Source material:
** start **

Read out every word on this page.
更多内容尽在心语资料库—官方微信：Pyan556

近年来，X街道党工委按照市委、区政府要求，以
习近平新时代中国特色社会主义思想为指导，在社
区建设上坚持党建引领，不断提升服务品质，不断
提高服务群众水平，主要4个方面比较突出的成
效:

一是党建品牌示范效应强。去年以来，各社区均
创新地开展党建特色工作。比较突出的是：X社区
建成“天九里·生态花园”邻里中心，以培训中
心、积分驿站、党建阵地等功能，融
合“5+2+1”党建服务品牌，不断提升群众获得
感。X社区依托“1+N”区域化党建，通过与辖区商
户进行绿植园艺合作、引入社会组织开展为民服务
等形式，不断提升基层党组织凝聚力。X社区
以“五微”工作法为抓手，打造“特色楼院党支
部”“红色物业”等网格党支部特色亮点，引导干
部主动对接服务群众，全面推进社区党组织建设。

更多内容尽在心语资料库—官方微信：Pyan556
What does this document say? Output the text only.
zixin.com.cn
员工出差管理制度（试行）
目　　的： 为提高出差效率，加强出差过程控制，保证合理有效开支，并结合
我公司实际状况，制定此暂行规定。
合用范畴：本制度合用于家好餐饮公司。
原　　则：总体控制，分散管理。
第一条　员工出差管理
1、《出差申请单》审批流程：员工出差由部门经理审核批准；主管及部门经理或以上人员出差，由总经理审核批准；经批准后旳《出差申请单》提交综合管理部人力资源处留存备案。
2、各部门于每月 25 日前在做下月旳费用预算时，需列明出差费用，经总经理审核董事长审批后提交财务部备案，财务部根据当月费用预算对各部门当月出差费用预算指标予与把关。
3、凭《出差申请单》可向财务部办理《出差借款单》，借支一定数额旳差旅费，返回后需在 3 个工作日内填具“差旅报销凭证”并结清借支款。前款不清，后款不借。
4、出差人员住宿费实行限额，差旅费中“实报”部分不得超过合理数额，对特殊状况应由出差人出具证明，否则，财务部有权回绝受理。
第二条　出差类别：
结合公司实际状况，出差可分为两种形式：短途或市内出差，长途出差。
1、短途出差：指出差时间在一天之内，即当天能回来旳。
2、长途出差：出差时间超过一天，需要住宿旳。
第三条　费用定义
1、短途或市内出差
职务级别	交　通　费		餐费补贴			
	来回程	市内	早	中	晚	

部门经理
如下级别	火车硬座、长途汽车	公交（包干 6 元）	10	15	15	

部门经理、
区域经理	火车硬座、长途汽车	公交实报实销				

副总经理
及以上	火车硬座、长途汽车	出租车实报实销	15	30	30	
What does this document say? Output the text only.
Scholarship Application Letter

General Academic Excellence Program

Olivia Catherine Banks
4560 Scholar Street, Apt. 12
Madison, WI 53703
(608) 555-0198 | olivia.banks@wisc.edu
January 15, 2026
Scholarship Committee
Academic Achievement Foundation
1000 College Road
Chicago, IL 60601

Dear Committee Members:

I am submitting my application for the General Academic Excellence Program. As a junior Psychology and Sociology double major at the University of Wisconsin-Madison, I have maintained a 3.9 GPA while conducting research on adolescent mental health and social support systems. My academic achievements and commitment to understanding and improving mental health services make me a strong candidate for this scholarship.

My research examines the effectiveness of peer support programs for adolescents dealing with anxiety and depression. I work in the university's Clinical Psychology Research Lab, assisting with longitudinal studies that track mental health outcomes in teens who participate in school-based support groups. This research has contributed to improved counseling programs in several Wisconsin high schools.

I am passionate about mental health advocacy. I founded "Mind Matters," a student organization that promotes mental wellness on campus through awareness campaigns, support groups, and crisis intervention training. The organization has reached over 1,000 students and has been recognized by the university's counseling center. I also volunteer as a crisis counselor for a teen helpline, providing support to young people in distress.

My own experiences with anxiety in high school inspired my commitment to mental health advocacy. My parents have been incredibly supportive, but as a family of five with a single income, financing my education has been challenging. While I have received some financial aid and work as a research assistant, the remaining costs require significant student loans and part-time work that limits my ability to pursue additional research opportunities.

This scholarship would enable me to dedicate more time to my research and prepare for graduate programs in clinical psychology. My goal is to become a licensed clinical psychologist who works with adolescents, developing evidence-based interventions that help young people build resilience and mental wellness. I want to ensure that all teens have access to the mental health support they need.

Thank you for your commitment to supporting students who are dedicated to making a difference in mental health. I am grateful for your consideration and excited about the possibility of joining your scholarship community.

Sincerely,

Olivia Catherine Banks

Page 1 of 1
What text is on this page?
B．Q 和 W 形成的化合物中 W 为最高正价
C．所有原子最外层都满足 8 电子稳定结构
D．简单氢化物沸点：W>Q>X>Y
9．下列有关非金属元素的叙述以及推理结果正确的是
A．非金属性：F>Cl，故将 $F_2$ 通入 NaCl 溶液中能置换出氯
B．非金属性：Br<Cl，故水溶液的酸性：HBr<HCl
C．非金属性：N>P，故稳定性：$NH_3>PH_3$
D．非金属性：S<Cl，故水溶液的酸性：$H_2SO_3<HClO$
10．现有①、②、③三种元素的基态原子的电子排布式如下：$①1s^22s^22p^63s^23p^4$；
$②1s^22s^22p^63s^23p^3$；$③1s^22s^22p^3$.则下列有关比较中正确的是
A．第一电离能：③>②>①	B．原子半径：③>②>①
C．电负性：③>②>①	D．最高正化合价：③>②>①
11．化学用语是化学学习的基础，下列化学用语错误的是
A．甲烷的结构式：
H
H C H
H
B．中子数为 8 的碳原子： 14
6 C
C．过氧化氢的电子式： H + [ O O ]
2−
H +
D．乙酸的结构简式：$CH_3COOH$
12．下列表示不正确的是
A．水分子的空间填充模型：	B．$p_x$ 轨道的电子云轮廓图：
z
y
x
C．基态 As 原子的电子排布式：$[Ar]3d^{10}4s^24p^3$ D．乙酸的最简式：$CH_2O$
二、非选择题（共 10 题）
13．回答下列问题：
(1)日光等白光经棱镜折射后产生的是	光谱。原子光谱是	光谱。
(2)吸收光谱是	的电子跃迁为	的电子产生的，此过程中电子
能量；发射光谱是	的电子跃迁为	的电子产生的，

** end **

What to produce: Return the entries in full, keeping every line exactly as it is.

Task result:
Read out every word on this page.
更多内容尽在心语资料库—官方微信：Pyan556

近年来，X街道党工委按照市委、区政府要求，以
习近平新时代中国特色社会主义思想为指导，在社
区建设上坚持党建引领，不断提升服务品质，不断
提高服务群众水平，主要4个方面比较突出的成
效:

一是党建品牌示范效应强。去年以来，各社区均
创新地开展党建特色工作。比较突出的是：X社区
建成“天九里·生态花园”邻里中心，以培训中
心、积分驿站、党建阵地等功能，融
合“5+2+1”党建服务品牌，不断提升群众获得
感。X社区依托“1+N”区域化党建，通过与辖区商
户进行绿植园艺合作、引入社会组织开展为民服务
等形式，不断提升基层党组织凝聚力。X社区
以“五微”工作法为抓手，打造“特色楼院党支
部”“红色物业”等网格党支部特色亮点，引导干
部主动对接服务群众，全面推进社区党组织建设。

更多内容尽在心语资料库—官方微信：Pyan556
What does this document say? Output the text only.
zixin.com.cn
员工出差管理制度（试行）
目　　的： 为提高出差效率，加强出差过程控制，保证合理有效开支，并结合
我公司实际状况，制定此暂行规定。
合用范畴：本制度合用于家好餐饮公司。
原　　则：总体控制，分散管理。
第一条　员工出差管理
1、《出差申请单》审批流程：员工出差由部门经理审核批准；主管及部门经理或以上人员出差，由总经理审核批准；经批准后旳《出差申请单》提交综合管理部人力资源处留存备案。
2、各部门于每月 25 日前在做下月旳费用预算时，需列明出差费用，经总经理审核董事长审批后提交财务部备案，财务部根据当月费用预算对各部门当月出差费用预算指标予与把关。
3、凭《出差申请单》可向财务部办理《出差借款单》，借支一定数额旳差旅费，返回后需在 3 个工作日内填具“差旅报销凭证”并结清借支款。前款不清，后款不借。
4、出差人员住宿费实行限额，差旅费中“实报”部分不得超过合理数额，对特殊状况应由出差人出具证明，否则，财务部有权回绝受理。
第二条　出差类别：
结合公司实际状况，出差可分为两种形式：短途或市内出差，长途出差。
1、短途出差：指出差时间在一天之内，即当天能回来旳。
2、长途出差：出差时间超过一天，需要住宿旳。
第三条　费用定义
1、短途或市内出差
职务级别	交　通　费		餐费补贴			
	来回程	市内	早	中	晚	

部门经理
如下级别	火车硬座、长途汽车	公交（包干 6 元）	10	15	15	

部门经理、
区域经理	火车硬座、长途汽车	公交实报实销				

副总经理
及以上	火车硬座、长途汽车	出租车实报实销	15	30	30	
What does this document say? Output the text only.
Scholarship Application Letter

General Academic Excellence Program

Olivia Catherine Banks
4560 Scholar Street, Apt. 12
Madison, WI 53703
(608) 555-0198 | olivia.banks@wisc.edu
January 15, 2026
Scholarship Committee
Academic Achievement Foundation
1000 College Road
Chicago, IL 60601

Dear Committee Members:

I am submitting my application for the General Academic Excellence Program. As a junior Psychology and Sociology double major at the University of Wisconsin-Madison, I have maintained a 3.9 GPA while conducting research on adolescent mental health and social support systems. My academic achievements and commitment to understanding and improving mental health services make me a strong candidate for this scholarship.

My research examines the effectiveness of peer support programs for adolescents dealing with anxiety and depression. I work in the university's Clinical Psychology Research Lab, assisting with longitudinal studies that track mental health outcomes in teens who participate in school-based support groups. This research has contributed to improved counseling programs in several Wisconsin high schools.

I am passionate about mental health advocacy. I founded "Mind Matters," a student organization that promotes mental wellness on campus through awareness campaigns, support groups, and crisis intervention training. The organization has reached over 1,000 students and has been recognized by the university's counseling center. I also volunteer as a crisis counselor for a teen helpline, providing support to young people in distress.

My own experiences with anxiety in high school inspired my commitment to mental health advocacy. My parents have been incredibly supportive, but as a family of five with a single income, financing my education has been challenging. While I have received some financial aid and work as a research assistant, the remaining costs require significant student loans and part-time work that limits my ability to pursue additional research opportunities.

This scholarship would enable me to dedicate more time to my research and prepare for graduate programs in clinical psychology. My goal is to become a licensed clinical psychologist who works with adolescents, developing evidence-based interventions that help young people build resilience and mental wellness. I want to ensure that all teens have access to the mental health support they need.

Thank you for your commitment to supporting students who are dedicated to making a difference in mental health. I am grateful for your consideration and excited about the possibility of joining your scholarship community.

Sincerely,

Olivia Catherine Banks

Page 1 of 1
What text is on this page?
B．Q 和 W 形成的化合物中 W 为最高正价
C．所有原子最外层都满足 8 电子稳定结构
D．简单氢化物沸点：W>Q>X>Y
9．下列有关非金属元素的叙述以及推理结果正确的是
A．非金属性：F>Cl，故将 $F_2$ 通入 NaCl 溶液中能置换出氯
B．非金属性：Br<Cl，故水溶液的酸性：HBr<HCl
C．非金属性：N>P，故稳定性：$NH_3>PH_3$
D．非金属性：S<Cl，故水溶液的酸性：$H_2SO_3<HClO$
10．现有①、②、③三种元素的基态原子的电子排布式如下：$①1s^22s^22p^63s^23p^4$；
$②1s^22s^22p^63s^23p^3$；$③1s^22s^22p^3$.则下列有关比较中正确的是
A．第一电离能：③>②>①	B．原子半径：③>②>①
C．电负性：③>②>①	D．最高正化合价：③>②>①
11．化学用语是化学学习的基础，下列化学用语错误的是
A．甲烷的结构式：
H
H C H
H
B．中子数为 8 的碳原子： 14
6 C
C．过氧化氢的电子式： H + [ O O ]
2−
H +
D．乙酸的结构简式：$CH_3COOH$
12．下列表示不正确的是
A．水分子的空间填充模型：	B．$p_x$ 轨道的电子云轮廓图：
z
y
x
C．基态 As 原子的电子排布式：$[Ar]3d^{10}4s^24p^3$ D．乙酸的最简式：$CH_2O$
二、非选择题（共 10 题）
13．回答下列问题：
(1)日光等白光经棱镜折射后产生的是	光谱。原子光谱是	光谱。
(2)吸收光谱是	的电子跃迁为	的电子产生的，此过程中电子
能量；发射光谱是	的电子跃迁为	的电子产生的，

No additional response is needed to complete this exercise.